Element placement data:
-*-*-

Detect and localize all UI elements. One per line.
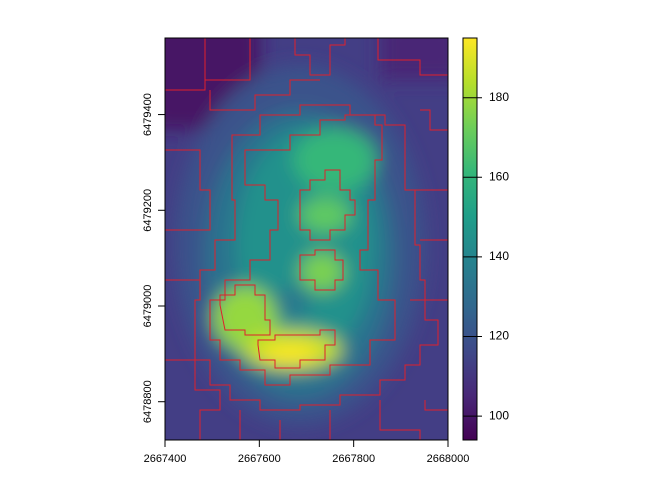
y-tick-label: 6478800 (142, 380, 154, 423)
segment-boundary (219, 284, 271, 336)
colorbar-tick-label: 140 (489, 249, 509, 263)
segment-boundary (209, 114, 396, 386)
x-tick-label: 2668000 (427, 453, 470, 465)
x-tick-label: 2667800 (332, 453, 375, 465)
x-tick-label: 2667600 (238, 453, 281, 465)
colorbar (462, 37, 478, 441)
y-tick-label: 6479400 (142, 93, 154, 136)
raster-image (165, 38, 448, 440)
segment-boundary (165, 38, 448, 111)
colorbar-tick-label: 100 (489, 408, 509, 422)
colorbar-tick-label: 160 (489, 169, 509, 183)
segment-boundary (299, 249, 344, 291)
segment-boundary (299, 169, 356, 241)
x-tick-label: 2667400 (144, 453, 187, 465)
plot-frame (164, 37, 449, 441)
segment-boundary (165, 109, 448, 440)
colorbar-tick-label: 180 (489, 90, 509, 104)
y-tick-label: 6479000 (142, 285, 154, 328)
y-tick-label: 6479200 (142, 189, 154, 232)
segment-boundary (257, 329, 336, 369)
colorbar-tick-label: 120 (489, 329, 509, 343)
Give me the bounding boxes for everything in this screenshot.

-*-*-

» **YOUR INSTRUCTIONS**
Reproduce every line of the entries above word for word, omitting the pictures.

» **COMPLETE ANSWER**
Detect and localize all UI elements. One per line.
y-tick-label: 6478800 (142, 380, 154, 423)
segment-boundary (219, 284, 271, 336)
colorbar-tick-label: 140 (489, 249, 509, 263)
segment-boundary (209, 114, 396, 386)
x-tick-label: 2668000 (427, 453, 470, 465)
x-tick-label: 2667800 (332, 453, 375, 465)
x-tick-label: 2667600 (238, 453, 281, 465)
colorbar (462, 37, 478, 441)
y-tick-label: 6479400 (142, 93, 154, 136)
raster-image (165, 38, 448, 440)
segment-boundary (165, 38, 448, 111)
colorbar-tick-label: 100 (489, 408, 509, 422)
colorbar-tick-label: 160 (489, 169, 509, 183)
segment-boundary (299, 249, 344, 291)
segment-boundary (299, 169, 356, 241)
x-tick-label: 2667400 (144, 453, 187, 465)
plot-frame (164, 37, 449, 441)
segment-boundary (165, 109, 448, 440)
colorbar-tick-label: 180 (489, 90, 509, 104)
y-tick-label: 6479000 (142, 285, 154, 328)
y-tick-label: 6479200 (142, 189, 154, 232)
segment-boundary (257, 329, 336, 369)
colorbar-tick-label: 120 (489, 329, 509, 343)
Give me the bounding boxes for everything in this screenshot.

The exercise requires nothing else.